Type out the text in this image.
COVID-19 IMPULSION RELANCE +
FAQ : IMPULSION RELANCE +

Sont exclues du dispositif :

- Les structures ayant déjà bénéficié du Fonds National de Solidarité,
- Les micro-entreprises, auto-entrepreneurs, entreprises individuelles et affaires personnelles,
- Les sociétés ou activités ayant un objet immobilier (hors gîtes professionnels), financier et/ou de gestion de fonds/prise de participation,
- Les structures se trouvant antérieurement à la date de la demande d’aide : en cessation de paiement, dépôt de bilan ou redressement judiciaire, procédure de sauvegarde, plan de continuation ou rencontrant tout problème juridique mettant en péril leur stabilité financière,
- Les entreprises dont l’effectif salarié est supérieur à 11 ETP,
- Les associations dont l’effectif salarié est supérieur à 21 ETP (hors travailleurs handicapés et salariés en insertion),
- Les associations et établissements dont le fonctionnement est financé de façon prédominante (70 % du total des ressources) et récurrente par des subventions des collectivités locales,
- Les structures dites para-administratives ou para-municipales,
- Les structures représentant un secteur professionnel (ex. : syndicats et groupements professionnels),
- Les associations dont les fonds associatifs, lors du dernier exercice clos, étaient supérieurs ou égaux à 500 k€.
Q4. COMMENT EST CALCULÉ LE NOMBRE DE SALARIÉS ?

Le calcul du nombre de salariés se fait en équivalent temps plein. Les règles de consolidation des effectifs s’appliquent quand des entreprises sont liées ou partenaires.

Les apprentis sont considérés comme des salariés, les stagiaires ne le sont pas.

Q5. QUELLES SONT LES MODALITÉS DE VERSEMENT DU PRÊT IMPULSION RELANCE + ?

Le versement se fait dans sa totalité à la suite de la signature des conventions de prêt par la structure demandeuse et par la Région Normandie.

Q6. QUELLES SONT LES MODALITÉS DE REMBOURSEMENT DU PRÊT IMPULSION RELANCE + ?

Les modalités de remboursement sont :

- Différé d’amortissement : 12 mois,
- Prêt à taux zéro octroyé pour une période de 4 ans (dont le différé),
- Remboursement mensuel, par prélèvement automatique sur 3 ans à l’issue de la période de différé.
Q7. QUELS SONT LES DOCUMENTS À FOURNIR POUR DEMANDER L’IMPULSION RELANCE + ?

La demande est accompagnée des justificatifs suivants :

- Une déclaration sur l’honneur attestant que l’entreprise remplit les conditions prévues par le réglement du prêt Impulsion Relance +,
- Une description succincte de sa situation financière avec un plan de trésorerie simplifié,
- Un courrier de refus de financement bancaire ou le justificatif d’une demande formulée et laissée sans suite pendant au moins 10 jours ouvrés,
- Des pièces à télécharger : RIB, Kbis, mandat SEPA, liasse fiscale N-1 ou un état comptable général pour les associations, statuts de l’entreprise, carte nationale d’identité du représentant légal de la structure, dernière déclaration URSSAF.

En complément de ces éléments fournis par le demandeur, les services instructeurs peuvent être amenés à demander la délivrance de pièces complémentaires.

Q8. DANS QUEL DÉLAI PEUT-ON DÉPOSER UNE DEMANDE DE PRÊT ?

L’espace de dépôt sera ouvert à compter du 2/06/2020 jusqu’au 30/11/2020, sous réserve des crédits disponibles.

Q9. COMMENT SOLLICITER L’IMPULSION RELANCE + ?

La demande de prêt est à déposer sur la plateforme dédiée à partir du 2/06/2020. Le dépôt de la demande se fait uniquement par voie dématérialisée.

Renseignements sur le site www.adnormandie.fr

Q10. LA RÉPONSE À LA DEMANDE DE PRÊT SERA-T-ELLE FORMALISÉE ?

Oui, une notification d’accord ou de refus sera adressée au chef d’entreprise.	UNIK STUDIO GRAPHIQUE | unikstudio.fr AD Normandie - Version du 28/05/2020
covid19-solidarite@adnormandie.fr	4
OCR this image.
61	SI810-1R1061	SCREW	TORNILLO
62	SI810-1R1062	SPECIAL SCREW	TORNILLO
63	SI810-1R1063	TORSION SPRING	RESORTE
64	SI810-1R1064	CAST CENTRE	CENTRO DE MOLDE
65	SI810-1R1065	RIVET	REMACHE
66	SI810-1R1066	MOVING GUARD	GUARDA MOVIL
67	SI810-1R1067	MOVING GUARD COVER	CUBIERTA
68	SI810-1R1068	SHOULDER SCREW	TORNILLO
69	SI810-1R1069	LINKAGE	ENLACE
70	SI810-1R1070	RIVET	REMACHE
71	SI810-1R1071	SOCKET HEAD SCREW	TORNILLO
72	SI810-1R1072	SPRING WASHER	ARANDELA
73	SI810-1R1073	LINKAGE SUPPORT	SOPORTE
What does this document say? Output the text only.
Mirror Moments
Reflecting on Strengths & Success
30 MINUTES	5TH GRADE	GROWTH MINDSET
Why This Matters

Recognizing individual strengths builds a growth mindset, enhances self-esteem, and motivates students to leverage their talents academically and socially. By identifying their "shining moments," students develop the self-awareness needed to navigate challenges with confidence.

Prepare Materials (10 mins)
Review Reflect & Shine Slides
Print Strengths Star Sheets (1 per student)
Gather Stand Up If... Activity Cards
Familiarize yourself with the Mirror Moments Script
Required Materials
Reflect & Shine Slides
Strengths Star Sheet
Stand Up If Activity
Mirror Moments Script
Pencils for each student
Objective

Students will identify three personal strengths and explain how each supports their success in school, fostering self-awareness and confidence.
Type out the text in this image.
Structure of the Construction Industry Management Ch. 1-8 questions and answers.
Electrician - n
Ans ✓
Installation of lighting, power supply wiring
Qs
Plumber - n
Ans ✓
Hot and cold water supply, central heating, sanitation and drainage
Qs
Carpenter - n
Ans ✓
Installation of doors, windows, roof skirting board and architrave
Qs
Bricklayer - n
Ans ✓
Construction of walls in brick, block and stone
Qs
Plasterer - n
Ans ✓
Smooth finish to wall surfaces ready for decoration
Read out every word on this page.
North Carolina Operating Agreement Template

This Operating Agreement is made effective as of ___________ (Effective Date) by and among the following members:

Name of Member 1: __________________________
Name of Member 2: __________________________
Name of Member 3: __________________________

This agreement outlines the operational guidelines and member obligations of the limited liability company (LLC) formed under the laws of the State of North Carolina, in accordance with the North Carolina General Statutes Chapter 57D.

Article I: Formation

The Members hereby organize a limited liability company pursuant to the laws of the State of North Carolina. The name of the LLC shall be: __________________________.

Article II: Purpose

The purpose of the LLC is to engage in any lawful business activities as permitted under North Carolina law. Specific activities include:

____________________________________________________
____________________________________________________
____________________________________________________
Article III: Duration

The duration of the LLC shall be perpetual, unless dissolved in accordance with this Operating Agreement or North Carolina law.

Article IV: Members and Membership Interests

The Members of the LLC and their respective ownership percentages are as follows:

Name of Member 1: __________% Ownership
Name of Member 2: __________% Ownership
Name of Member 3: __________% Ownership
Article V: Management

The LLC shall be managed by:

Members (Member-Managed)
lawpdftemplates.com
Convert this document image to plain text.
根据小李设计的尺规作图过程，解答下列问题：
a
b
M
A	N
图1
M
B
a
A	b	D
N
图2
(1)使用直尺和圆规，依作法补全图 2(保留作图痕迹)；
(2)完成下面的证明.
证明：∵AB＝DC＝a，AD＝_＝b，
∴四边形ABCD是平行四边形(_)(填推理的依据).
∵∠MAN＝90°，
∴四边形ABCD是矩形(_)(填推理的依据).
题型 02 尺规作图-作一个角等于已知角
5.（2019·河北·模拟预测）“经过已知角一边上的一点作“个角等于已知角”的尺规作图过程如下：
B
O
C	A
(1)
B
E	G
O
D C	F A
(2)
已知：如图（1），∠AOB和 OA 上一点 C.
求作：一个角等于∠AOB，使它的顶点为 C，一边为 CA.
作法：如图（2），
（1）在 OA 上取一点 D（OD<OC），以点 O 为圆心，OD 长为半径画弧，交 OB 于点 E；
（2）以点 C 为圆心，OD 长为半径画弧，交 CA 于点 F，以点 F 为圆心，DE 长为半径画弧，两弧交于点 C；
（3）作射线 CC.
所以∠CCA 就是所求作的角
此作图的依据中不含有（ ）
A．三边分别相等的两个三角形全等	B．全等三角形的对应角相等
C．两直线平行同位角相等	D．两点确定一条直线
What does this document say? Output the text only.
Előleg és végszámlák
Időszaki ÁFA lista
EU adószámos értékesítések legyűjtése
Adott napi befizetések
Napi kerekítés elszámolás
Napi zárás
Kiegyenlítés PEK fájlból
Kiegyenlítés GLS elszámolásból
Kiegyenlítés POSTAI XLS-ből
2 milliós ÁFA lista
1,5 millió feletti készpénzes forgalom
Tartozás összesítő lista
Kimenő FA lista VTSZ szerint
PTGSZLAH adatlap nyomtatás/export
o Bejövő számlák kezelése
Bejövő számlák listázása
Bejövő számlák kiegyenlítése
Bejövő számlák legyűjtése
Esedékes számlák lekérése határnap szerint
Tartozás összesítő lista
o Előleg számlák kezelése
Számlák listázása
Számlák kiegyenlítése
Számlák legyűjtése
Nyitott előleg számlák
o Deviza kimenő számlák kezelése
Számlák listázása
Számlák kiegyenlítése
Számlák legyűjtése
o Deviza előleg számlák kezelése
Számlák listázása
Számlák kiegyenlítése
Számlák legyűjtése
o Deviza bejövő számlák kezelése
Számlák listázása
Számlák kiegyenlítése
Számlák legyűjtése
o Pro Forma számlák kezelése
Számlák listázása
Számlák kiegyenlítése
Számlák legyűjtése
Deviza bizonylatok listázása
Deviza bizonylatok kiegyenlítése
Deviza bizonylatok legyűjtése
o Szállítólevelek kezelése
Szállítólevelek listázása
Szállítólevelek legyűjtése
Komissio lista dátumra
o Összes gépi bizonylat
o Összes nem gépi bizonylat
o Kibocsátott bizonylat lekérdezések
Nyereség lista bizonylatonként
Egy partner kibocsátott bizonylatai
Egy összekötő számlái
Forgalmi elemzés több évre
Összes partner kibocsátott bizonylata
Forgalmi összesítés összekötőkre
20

— YOUR GOAL —
Of the lines in this data, how many contain "Mirror"? Reply with only the number.

— RESPONSE TO THE TASK —
3